* **Exercise**: Arrange the part of the lines that opens with the line containing "wrap-text-icon[interactable] [300, 51, 307, 58]" and closes with the line containing "conditional-formatting-icon[interactable] [479, 49, 495, 64]" as a numbered list, leaving out blank lines.

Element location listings

┄┄┄┄┄┄┄┄┄┄

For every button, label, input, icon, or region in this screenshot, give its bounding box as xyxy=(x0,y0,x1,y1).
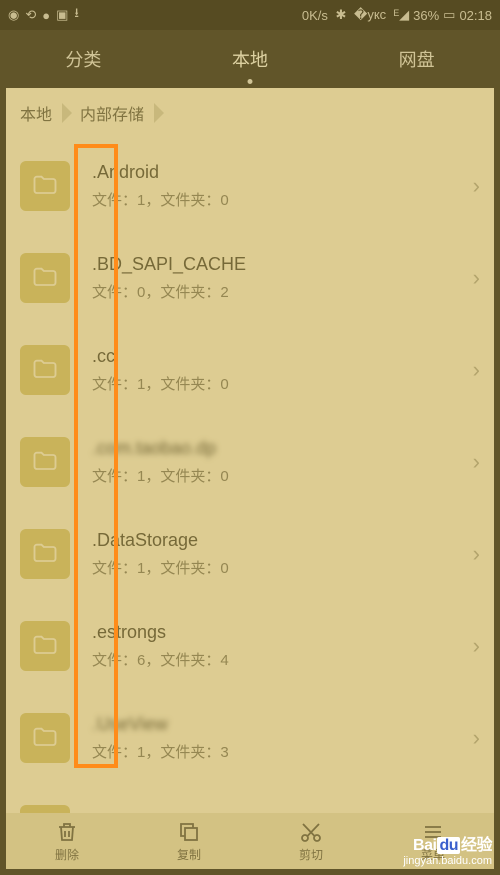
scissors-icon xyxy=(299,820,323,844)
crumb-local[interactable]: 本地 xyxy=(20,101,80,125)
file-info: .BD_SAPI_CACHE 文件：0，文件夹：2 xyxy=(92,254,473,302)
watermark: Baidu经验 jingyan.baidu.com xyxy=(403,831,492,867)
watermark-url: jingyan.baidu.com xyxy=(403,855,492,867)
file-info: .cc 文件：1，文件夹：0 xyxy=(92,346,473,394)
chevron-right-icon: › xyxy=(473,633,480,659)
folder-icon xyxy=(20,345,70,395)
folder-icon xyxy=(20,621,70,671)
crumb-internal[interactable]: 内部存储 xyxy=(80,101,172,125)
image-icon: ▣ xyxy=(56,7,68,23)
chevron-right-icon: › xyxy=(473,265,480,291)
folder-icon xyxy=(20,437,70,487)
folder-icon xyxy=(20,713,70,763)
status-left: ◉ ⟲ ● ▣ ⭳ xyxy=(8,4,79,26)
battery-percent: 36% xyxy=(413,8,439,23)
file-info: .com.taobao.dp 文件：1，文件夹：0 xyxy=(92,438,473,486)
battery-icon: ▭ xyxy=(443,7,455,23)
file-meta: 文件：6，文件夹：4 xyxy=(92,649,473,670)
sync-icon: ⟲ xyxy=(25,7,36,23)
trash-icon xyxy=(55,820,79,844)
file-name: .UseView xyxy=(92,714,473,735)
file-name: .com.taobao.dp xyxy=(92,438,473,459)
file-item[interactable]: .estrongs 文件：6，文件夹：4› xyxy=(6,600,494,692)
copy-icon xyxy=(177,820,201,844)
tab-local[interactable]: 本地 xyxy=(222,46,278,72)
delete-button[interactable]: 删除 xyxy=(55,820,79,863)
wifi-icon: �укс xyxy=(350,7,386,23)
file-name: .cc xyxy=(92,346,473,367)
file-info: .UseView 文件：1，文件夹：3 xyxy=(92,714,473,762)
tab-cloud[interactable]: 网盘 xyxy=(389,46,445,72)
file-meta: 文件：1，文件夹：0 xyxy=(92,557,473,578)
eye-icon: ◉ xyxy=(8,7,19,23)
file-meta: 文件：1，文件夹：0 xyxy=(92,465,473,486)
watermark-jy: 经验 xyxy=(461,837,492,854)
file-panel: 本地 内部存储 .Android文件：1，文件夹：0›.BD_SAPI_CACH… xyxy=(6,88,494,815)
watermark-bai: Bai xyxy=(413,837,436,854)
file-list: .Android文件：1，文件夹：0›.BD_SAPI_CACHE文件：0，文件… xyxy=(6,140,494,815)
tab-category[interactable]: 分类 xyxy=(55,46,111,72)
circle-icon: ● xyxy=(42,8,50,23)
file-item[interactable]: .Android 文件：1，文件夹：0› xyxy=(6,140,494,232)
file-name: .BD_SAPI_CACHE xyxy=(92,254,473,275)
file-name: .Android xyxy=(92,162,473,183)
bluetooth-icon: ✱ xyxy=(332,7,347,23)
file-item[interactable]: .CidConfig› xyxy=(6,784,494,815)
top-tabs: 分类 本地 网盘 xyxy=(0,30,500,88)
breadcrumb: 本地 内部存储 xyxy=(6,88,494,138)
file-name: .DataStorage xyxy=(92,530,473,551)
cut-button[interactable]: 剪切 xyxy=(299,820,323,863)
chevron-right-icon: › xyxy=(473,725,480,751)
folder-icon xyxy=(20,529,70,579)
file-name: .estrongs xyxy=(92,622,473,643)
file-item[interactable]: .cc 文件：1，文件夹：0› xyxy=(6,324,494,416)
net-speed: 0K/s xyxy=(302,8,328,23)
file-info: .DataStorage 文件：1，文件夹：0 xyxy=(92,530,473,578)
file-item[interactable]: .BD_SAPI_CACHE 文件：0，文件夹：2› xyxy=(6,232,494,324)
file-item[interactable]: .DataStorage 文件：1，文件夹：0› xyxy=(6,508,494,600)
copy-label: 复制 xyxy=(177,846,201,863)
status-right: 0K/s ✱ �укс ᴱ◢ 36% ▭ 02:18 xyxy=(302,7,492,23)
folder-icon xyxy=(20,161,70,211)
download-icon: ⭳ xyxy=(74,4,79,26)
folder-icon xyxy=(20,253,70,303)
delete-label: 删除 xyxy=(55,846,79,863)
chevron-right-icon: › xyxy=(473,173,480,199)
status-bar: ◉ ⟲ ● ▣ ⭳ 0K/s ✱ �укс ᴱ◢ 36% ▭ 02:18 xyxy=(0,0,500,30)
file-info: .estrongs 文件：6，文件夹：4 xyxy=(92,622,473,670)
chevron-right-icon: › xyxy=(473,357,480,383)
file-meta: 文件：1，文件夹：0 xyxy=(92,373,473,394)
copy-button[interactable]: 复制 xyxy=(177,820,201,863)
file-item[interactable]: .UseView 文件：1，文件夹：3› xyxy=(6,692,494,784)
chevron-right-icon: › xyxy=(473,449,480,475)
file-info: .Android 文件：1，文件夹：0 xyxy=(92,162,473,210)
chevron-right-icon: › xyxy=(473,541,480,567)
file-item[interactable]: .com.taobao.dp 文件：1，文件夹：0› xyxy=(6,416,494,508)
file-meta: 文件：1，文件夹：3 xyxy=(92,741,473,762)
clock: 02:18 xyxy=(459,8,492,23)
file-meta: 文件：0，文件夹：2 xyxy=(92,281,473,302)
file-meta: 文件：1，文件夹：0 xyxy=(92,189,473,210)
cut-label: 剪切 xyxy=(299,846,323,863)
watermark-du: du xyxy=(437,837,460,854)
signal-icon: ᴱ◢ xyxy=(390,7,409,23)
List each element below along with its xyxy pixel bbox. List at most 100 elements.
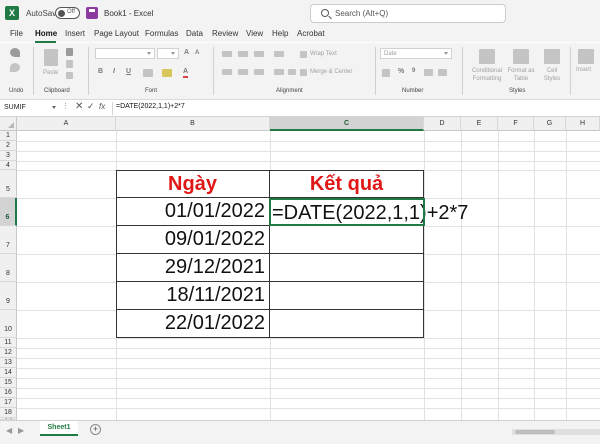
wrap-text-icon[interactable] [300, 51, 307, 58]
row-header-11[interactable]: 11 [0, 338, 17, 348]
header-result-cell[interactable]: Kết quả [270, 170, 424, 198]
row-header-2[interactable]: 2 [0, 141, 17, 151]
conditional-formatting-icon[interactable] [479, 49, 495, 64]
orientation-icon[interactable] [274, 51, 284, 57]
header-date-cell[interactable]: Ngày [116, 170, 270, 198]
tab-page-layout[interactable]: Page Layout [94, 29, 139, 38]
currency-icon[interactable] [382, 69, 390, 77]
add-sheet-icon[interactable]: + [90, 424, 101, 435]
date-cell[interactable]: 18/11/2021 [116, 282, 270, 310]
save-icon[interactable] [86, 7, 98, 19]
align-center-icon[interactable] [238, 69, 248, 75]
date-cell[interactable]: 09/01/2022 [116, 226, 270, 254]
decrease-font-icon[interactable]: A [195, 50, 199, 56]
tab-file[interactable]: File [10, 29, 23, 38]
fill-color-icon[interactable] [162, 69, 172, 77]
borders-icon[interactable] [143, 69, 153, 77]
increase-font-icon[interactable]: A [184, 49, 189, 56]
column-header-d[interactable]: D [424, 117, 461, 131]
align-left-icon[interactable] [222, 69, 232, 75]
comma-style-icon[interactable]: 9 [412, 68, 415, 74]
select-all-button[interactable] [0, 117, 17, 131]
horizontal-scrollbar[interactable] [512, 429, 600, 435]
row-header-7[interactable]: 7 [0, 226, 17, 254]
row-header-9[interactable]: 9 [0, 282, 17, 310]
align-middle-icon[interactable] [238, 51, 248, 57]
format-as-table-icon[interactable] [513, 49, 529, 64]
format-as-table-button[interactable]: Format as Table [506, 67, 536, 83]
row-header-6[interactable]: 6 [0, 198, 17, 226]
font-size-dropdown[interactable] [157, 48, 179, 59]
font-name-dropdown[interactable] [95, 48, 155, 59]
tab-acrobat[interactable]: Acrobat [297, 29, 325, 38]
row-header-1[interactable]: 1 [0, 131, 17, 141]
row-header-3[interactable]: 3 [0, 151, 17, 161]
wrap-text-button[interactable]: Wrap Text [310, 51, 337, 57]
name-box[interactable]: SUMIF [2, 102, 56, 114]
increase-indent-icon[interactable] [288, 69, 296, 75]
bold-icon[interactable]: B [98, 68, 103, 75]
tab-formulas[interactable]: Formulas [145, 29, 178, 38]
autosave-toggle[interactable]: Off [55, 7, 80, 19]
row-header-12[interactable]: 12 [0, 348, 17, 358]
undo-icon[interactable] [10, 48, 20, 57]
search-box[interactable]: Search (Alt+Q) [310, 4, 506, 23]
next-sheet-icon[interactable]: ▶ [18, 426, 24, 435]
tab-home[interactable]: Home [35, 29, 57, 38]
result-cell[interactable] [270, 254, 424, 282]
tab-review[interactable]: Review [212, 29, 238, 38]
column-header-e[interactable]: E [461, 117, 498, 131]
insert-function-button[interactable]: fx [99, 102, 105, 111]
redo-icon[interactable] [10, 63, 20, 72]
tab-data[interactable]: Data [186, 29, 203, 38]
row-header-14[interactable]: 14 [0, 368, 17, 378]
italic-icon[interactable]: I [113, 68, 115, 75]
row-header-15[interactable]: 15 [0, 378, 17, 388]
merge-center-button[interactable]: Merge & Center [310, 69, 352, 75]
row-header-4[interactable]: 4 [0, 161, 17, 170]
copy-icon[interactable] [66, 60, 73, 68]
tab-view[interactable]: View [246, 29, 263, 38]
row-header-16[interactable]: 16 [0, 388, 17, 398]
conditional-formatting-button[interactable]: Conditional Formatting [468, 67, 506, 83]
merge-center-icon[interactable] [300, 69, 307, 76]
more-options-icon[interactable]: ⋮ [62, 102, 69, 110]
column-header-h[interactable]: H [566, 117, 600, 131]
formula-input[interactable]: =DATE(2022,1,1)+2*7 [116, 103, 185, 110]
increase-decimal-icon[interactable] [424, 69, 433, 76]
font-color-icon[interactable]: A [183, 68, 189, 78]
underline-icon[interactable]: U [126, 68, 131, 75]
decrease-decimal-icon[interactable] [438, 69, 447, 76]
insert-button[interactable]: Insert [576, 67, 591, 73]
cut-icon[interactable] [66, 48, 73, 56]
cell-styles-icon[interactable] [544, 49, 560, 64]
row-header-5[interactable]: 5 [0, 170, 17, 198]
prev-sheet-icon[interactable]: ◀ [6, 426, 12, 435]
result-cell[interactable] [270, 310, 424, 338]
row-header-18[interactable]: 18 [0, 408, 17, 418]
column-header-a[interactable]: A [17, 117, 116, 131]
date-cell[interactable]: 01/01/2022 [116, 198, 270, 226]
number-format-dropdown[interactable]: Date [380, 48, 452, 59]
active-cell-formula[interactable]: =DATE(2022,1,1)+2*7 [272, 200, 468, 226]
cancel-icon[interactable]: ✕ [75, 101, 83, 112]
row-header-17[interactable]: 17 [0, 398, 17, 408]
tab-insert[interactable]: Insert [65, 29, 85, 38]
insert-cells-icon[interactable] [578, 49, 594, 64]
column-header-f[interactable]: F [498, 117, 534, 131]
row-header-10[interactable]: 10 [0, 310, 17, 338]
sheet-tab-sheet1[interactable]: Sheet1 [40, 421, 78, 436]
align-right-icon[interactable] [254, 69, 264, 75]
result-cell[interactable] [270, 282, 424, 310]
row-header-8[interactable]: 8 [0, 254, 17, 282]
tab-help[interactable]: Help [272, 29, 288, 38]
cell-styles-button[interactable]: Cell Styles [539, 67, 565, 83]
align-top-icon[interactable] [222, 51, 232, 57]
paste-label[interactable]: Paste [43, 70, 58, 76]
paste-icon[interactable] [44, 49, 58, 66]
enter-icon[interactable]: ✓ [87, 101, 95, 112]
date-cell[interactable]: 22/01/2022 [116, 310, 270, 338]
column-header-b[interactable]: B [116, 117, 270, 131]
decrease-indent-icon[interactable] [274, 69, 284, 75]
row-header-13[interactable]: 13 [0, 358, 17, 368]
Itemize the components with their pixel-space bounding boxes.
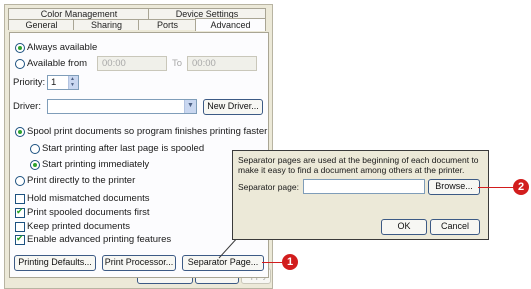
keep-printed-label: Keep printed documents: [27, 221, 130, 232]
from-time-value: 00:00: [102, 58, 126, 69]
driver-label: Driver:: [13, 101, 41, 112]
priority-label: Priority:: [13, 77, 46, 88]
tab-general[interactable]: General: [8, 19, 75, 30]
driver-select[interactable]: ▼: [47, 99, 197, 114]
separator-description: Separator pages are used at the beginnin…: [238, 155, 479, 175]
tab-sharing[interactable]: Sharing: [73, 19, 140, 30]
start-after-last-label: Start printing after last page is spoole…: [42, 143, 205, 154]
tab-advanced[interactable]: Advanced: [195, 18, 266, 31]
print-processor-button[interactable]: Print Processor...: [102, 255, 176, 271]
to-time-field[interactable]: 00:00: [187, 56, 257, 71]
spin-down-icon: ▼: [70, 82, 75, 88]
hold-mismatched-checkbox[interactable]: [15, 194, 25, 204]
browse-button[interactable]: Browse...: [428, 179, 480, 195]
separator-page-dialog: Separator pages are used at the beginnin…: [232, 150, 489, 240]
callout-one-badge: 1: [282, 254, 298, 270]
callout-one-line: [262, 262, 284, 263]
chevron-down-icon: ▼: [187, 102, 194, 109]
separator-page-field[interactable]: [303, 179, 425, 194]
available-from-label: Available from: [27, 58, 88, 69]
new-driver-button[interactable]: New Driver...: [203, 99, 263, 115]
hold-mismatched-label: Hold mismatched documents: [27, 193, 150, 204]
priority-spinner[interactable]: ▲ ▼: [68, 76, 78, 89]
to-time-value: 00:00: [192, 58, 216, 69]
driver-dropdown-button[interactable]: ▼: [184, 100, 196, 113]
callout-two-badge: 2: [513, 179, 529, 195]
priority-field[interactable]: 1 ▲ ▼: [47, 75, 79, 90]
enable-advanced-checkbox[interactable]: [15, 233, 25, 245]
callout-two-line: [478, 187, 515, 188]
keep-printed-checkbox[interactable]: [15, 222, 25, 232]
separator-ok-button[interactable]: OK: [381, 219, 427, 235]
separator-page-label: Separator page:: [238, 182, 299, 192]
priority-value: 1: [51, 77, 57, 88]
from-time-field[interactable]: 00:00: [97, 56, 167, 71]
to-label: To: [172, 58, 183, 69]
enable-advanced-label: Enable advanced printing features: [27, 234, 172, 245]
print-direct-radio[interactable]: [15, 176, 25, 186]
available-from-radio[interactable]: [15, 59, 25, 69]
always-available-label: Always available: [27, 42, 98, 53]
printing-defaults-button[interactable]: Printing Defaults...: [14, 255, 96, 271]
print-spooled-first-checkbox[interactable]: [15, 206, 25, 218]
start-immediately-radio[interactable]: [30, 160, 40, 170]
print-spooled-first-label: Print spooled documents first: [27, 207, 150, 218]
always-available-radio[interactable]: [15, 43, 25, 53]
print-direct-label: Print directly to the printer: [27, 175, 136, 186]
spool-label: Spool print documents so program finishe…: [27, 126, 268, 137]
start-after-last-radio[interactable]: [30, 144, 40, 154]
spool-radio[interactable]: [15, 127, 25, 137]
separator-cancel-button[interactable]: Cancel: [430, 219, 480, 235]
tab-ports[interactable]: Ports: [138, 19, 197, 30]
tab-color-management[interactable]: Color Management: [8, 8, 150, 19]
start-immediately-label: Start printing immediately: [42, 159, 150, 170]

┄┄┄┄┄┄┄┄┄┄

* **Complete answer**:
1. wrap-text-icon[interactable] [300, 51, 307, 58]
2. row-header-11[interactable]: 11 [0, 338, 17, 348]
3. header-result-cell[interactable]: Kết quả [270, 170, 424, 198]
4. row-header-2[interactable]: 2 [0, 141, 17, 151]
5. conditional-formatting-icon[interactable] [479, 49, 495, 64]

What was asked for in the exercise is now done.